BRIEF: Rewrite as a numbered list the rows from the start of the records through the line containing "cell-total: 23 300 bbox=[970, 338, 1032, 361]", both ends included, leaving out any blank lines.

DATA LISTING:

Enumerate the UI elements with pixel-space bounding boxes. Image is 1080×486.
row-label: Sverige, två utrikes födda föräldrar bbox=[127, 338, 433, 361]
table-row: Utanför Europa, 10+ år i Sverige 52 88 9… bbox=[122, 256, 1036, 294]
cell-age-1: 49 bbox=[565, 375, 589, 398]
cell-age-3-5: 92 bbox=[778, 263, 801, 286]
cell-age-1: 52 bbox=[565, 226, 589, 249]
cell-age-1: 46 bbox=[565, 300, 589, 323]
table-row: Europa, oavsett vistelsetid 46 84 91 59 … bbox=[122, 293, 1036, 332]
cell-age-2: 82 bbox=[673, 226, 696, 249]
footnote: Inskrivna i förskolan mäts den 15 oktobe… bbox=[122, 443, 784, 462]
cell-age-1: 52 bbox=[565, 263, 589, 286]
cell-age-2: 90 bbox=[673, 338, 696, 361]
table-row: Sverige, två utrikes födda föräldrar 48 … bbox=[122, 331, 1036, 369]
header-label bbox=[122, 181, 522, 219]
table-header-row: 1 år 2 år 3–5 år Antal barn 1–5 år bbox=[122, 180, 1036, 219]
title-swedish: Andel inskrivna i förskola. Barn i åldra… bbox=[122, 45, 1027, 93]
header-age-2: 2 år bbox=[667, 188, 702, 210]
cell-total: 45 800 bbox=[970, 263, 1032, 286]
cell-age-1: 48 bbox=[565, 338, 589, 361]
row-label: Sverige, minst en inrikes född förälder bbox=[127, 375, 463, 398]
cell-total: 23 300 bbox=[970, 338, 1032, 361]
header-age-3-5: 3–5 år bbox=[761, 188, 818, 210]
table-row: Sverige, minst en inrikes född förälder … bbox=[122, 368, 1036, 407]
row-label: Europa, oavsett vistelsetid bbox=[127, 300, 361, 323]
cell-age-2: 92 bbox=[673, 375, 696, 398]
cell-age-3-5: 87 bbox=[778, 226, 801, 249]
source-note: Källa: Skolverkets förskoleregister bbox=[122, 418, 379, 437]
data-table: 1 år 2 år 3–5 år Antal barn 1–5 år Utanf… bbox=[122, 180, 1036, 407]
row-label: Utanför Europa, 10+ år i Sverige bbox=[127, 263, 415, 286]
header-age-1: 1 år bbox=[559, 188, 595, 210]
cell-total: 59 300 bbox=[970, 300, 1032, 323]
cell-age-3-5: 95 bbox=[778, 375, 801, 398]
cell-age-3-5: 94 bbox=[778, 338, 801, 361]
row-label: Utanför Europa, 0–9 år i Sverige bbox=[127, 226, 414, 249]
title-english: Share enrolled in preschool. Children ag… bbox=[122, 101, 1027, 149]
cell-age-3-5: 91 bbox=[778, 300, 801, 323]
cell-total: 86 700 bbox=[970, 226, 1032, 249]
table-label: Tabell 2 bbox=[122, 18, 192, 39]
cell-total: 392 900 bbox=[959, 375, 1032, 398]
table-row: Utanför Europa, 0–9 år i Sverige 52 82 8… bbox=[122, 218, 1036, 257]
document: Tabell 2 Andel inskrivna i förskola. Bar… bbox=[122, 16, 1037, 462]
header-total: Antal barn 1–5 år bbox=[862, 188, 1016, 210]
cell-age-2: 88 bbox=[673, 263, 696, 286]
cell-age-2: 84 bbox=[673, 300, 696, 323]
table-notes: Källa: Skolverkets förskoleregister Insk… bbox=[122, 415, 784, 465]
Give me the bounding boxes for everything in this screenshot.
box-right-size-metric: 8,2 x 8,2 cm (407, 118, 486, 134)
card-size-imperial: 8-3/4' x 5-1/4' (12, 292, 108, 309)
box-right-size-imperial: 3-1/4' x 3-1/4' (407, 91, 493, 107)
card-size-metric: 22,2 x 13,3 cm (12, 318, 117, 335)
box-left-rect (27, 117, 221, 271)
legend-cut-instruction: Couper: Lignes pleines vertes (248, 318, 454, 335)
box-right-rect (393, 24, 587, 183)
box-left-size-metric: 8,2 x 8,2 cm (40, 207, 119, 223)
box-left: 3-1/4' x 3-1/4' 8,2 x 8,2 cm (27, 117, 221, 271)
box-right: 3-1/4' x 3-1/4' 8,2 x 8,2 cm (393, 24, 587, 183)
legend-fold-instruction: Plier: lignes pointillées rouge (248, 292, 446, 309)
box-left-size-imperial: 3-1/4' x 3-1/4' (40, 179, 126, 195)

REPLY:
1. Enumerate the UI elements with pixel-space bounding boxes. Image is 1080×486.
2. row-label: Sverige, två utrikes födda föräldrar bbox=[127, 338, 433, 361]
3. table-row: Utanför Europa, 10+ år i Sverige 52 88 9… bbox=[122, 256, 1036, 294]
4. cell-age-1: 49 bbox=[565, 375, 589, 398]
5. cell-age-3-5: 92 bbox=[778, 263, 801, 286]
6. cell-age-1: 52 bbox=[565, 226, 589, 249]
7. cell-age-1: 46 bbox=[565, 300, 589, 323]
8. table-row: Europa, oavsett vistelsetid 46 84 91 59 … bbox=[122, 293, 1036, 332]
9. cell-age-2: 82 bbox=[673, 226, 696, 249]
10. footnote: Inskrivna i förskolan mäts den 15 oktobe… bbox=[122, 443, 784, 462]
11. cell-age-1: 52 bbox=[565, 263, 589, 286]
12. cell-age-2: 90 bbox=[673, 338, 696, 361]
13. table-row: Sverige, två utrikes födda föräldrar 48 … bbox=[122, 331, 1036, 369]
14. header-label bbox=[122, 181, 522, 219]
15. table-header-row: 1 år 2 år 3–5 år Antal barn 1–5 år bbox=[122, 180, 1036, 219]
16. title-swedish: Andel inskrivna i förskola. Barn i åldra… bbox=[122, 45, 1027, 93]
17. header-age-2: 2 år bbox=[667, 188, 702, 210]
18. cell-total: 45 800 bbox=[970, 263, 1032, 286]
19. cell-age-1: 48 bbox=[565, 338, 589, 361]
20. row-label: Sverige, minst en inrikes född förälder bbox=[127, 375, 463, 398]
21. cell-total: 23 300 bbox=[970, 338, 1032, 361]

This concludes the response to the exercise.